**EXERCISE**
Transcribe the records that follow, preserving every word.

────────────────────

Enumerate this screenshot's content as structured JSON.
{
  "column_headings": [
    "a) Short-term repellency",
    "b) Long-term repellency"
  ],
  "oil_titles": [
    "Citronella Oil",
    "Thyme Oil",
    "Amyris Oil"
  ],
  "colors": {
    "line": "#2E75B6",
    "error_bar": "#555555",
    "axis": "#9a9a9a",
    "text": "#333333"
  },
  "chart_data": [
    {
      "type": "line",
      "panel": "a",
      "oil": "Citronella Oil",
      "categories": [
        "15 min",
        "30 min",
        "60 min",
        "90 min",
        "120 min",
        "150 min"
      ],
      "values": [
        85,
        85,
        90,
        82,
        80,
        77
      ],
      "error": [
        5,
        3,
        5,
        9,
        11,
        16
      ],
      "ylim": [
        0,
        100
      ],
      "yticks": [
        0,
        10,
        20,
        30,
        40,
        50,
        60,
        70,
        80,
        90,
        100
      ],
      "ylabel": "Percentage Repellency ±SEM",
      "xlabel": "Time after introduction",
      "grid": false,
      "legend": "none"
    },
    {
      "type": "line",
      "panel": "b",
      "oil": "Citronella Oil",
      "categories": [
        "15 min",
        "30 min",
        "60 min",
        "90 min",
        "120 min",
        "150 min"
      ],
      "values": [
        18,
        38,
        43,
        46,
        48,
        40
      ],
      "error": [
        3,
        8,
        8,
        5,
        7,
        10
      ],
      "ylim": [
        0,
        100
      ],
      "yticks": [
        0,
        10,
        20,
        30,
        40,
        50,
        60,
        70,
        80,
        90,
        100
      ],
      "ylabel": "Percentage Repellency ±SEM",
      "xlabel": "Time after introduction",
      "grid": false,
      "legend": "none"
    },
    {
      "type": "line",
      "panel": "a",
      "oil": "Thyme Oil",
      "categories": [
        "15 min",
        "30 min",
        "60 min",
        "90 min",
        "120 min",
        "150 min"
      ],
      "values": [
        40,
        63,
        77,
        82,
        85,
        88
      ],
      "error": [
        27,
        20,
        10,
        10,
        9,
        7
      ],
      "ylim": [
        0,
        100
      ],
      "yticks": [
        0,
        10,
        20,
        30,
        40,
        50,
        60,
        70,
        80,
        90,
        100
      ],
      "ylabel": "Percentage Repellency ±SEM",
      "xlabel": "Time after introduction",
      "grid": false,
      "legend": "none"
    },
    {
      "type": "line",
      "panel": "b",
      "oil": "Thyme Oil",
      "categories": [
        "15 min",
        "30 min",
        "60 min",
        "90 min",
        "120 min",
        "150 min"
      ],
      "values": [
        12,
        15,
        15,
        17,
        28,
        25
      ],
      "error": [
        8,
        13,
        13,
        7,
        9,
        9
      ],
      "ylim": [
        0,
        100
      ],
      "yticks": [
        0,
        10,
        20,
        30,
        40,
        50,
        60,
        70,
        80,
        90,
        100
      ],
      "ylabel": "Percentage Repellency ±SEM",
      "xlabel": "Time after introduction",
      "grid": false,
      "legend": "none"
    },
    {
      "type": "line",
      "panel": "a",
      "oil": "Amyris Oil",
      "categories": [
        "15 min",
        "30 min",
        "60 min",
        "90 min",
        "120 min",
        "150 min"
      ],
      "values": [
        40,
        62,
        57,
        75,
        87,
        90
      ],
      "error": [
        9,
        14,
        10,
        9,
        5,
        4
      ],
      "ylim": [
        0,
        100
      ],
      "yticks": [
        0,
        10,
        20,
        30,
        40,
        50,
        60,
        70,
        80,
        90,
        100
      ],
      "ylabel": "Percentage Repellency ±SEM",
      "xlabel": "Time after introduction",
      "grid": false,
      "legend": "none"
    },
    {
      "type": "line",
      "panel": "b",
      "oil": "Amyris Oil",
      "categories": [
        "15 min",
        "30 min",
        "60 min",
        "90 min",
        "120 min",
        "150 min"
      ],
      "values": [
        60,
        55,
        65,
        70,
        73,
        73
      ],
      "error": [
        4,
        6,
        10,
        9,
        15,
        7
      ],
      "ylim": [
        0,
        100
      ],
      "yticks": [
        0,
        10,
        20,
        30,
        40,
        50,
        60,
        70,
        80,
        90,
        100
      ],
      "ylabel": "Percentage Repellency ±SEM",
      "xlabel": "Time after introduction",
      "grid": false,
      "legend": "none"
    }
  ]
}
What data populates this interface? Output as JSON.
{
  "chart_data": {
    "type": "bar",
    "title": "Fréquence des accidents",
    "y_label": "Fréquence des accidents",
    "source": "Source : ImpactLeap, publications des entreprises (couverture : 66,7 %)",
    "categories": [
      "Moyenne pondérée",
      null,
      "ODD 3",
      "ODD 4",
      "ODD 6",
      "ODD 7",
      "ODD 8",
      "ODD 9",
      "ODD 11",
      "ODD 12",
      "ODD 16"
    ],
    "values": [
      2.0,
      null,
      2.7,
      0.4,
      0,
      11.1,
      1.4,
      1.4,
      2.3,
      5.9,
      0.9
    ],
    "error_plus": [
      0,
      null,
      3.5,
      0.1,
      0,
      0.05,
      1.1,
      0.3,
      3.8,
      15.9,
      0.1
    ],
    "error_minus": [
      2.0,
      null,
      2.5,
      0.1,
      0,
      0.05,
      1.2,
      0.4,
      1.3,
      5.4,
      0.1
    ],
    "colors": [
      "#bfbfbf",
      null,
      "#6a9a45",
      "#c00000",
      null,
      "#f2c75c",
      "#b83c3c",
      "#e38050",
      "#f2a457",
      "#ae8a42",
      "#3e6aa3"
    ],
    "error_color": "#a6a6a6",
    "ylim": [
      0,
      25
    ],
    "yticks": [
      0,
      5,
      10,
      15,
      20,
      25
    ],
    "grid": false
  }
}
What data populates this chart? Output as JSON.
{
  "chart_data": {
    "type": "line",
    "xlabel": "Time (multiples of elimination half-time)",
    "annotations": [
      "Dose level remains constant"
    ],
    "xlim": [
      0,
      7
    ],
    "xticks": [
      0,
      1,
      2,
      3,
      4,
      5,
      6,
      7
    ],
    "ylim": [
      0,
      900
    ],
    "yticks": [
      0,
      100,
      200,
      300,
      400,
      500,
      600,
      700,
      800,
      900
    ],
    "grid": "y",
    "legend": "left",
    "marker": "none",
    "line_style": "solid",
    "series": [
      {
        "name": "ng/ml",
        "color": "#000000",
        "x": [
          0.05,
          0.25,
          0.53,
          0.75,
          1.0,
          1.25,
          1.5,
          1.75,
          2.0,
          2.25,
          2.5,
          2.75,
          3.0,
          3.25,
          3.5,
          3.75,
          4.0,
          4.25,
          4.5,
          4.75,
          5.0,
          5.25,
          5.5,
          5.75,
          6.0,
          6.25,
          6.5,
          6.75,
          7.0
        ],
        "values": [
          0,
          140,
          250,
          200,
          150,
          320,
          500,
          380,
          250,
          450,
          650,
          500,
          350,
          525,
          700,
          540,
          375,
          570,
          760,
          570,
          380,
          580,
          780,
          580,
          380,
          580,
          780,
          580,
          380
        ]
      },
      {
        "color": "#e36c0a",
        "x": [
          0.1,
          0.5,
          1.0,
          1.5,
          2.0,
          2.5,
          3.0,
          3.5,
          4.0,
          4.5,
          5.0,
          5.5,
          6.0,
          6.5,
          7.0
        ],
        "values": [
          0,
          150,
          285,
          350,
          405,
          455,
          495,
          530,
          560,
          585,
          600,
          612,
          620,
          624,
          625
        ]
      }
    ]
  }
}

────────────────────

**SOLUTION FOR THIS PROBLEM**
Enumerate this screenshot's content as structured JSON.
{
  "column_headings": [
    "a) Short-term repellency",
    "b) Long-term repellency"
  ],
  "oil_titles": [
    "Citronella Oil",
    "Thyme Oil",
    "Amyris Oil"
  ],
  "colors": {
    "line": "#2E75B6",
    "error_bar": "#555555",
    "axis": "#9a9a9a",
    "text": "#333333"
  },
  "chart_data": [
    {
      "type": "line",
      "panel": "a",
      "oil": "Citronella Oil",
      "categories": [
        "15 min",
        "30 min",
        "60 min",
        "90 min",
        "120 min",
        "150 min"
      ],
      "values": [
        85,
        85,
        90,
        82,
        80,
        77
      ],
      "error": [
        5,
        3,
        5,
        9,
        11,
        16
      ],
      "ylim": [
        0,
        100
      ],
      "yticks": [
        0,
        10,
        20,
        30,
        40,
        50,
        60,
        70,
        80,
        90,
        100
      ],
      "ylabel": "Percentage Repellency ±SEM",
      "xlabel": "Time after introduction",
      "grid": false,
      "legend": "none"
    },
    {
      "type": "line",
      "panel": "b",
      "oil": "Citronella Oil",
      "categories": [
        "15 min",
        "30 min",
        "60 min",
        "90 min",
        "120 min",
        "150 min"
      ],
      "values": [
        18,
        38,
        43,
        46,
        48,
        40
      ],
      "error": [
        3,
        8,
        8,
        5,
        7,
        10
      ],
      "ylim": [
        0,
        100
      ],
      "yticks": [
        0,
        10,
        20,
        30,
        40,
        50,
        60,
        70,
        80,
        90,
        100
      ],
      "ylabel": "Percentage Repellency ±SEM",
      "xlabel": "Time after introduction",
      "grid": false,
      "legend": "none"
    },
    {
      "type": "line",
      "panel": "a",
      "oil": "Thyme Oil",
      "categories": [
        "15 min",
        "30 min",
        "60 min",
        "90 min",
        "120 min",
        "150 min"
      ],
      "values": [
        40,
        63,
        77,
        82,
        85,
        88
      ],
      "error": [
        27,
        20,
        10,
        10,
        9,
        7
      ],
      "ylim": [
        0,
        100
      ],
      "yticks": [
        0,
        10,
        20,
        30,
        40,
        50,
        60,
        70,
        80,
        90,
        100
      ],
      "ylabel": "Percentage Repellency ±SEM",
      "xlabel": "Time after introduction",
      "grid": false,
      "legend": "none"
    },
    {
      "type": "line",
      "panel": "b",
      "oil": "Thyme Oil",
      "categories": [
        "15 min",
        "30 min",
        "60 min",
        "90 min",
        "120 min",
        "150 min"
      ],
      "values": [
        12,
        15,
        15,
        17,
        28,
        25
      ],
      "error": [
        8,
        13,
        13,
        7,
        9,
        9
      ],
      "ylim": [
        0,
        100
      ],
      "yticks": [
        0,
        10,
        20,
        30,
        40,
        50,
        60,
        70,
        80,
        90,
        100
      ],
      "ylabel": "Percentage Repellency ±SEM",
      "xlabel": "Time after introduction",
      "grid": false,
      "legend": "none"
    },
    {
      "type": "line",
      "panel": "a",
      "oil": "Amyris Oil",
      "categories": [
        "15 min",
        "30 min",
        "60 min",
        "90 min",
        "120 min",
        "150 min"
      ],
      "values": [
        40,
        62,
        57,
        75,
        87,
        90
      ],
      "error": [
        9,
        14,
        10,
        9,
        5,
        4
      ],
      "ylim": [
        0,
        100
      ],
      "yticks": [
        0,
        10,
        20,
        30,
        40,
        50,
        60,
        70,
        80,
        90,
        100
      ],
      "ylabel": "Percentage Repellency ±SEM",
      "xlabel": "Time after introduction",
      "grid": false,
      "legend": "none"
    },
    {
      "type": "line",
      "panel": "b",
      "oil": "Amyris Oil",
      "categories": [
        "15 min",
        "30 min",
        "60 min",
        "90 min",
        "120 min",
        "150 min"
      ],
      "values": [
        60,
        55,
        65,
        70,
        73,
        73
      ],
      "error": [
        4,
        6,
        10,
        9,
        15,
        7
      ],
      "ylim": [
        0,
        100
      ],
      "yticks": [
        0,
        10,
        20,
        30,
        40,
        50,
        60,
        70,
        80,
        90,
        100
      ],
      "ylabel": "Percentage Repellency ±SEM",
      "xlabel": "Time after introduction",
      "grid": false,
      "legend": "none"
    }
  ]
}
What data populates this interface? Output as JSON.
{
  "chart_data": {
    "type": "bar",
    "title": "Fréquence des accidents",
    "y_label": "Fréquence des accidents",
    "source": "Source : ImpactLeap, publications des entreprises (couverture : 66,7 %)",
    "categories": [
      "Moyenne pondérée",
      null,
      "ODD 3",
      "ODD 4",
      "ODD 6",
      "ODD 7",
      "ODD 8",
      "ODD 9",
      "ODD 11",
      "ODD 12",
      "ODD 16"
    ],
    "values": [
      2.0,
      null,
      2.7,
      0.4,
      0,
      11.1,
      1.4,
      1.4,
      2.3,
      5.9,
      0.9
    ],
    "error_plus": [
      0,
      null,
      3.5,
      0.1,
      0,
      0.05,
      1.1,
      0.3,
      3.8,
      15.9,
      0.1
    ],
    "error_minus": [
      2.0,
      null,
      2.5,
      0.1,
      0,
      0.05,
      1.2,
      0.4,
      1.3,
      5.4,
      0.1
    ],
    "colors": [
      "#bfbfbf",
      null,
      "#6a9a45",
      "#c00000",
      null,
      "#f2c75c",
      "#b83c3c",
      "#e38050",
      "#f2a457",
      "#ae8a42",
      "#3e6aa3"
    ],
    "error_color": "#a6a6a6",
    "ylim": [
      0,
      25
    ],
    "yticks": [
      0,
      5,
      10,
      15,
      20,
      25
    ],
    "grid": false
  }
}
What data populates this chart? Output as JSON.
{
  "chart_data": {
    "type": "line",
    "xlabel": "Time (multiples of elimination half-time)",
    "annotations": [
      "Dose level remains constant"
    ],
    "xlim": [
      0,
      7
    ],
    "xticks": [
      0,
      1,
      2,
      3,
      4,
      5,
      6,
      7
    ],
    "ylim": [
      0,
      900
    ],
    "yticks": [
      0,
      100,
      200,
      300,
      400,
      500,
      600,
      700,
      800,
      900
    ],
    "grid": "y",
    "legend": "left",
    "marker": "none",
    "line_style": "solid",
    "series": [
      {
        "name": "ng/ml",
        "color": "#000000",
        "x": [
          0.05,
          0.25,
          0.53,
          0.75,
          1.0,
          1.25,
          1.5,
          1.75,
          2.0,
          2.25,
          2.5,
          2.75,
          3.0,
          3.25,
          3.5,
          3.75,
          4.0,
          4.25,
          4.5,
          4.75,
          5.0,
          5.25,
          5.5,
          5.75,
          6.0,
          6.25,
          6.5,
          6.75,
          7.0
        ],
        "values": [
          0,
          140,
          250,
          200,
          150,
          320,
          500,
          380,
          250,
          450,
          650,
          500,
          350,
          525,
          700,
          540,
          375,
          570,
          760,
          570,
          380,
          580,
          780,
          580,
          380,
          580,
          780,
          580,
          380
        ]
      },
      {
        "color": "#e36c0a",
        "x": [
          0.1,
          0.5,
          1.0,
          1.5,
          2.0,
          2.5,
          3.0,
          3.5,
          4.0,
          4.5,
          5.0,
          5.5,
          6.0,
          6.5,
          7.0
        ],
        "values": [
          0,
          150,
          285,
          350,
          405,
          455,
          495,
          530,
          560,
          585,
          600,
          612,
          620,
          624,
          625
        ]
      }
    ]
  }
}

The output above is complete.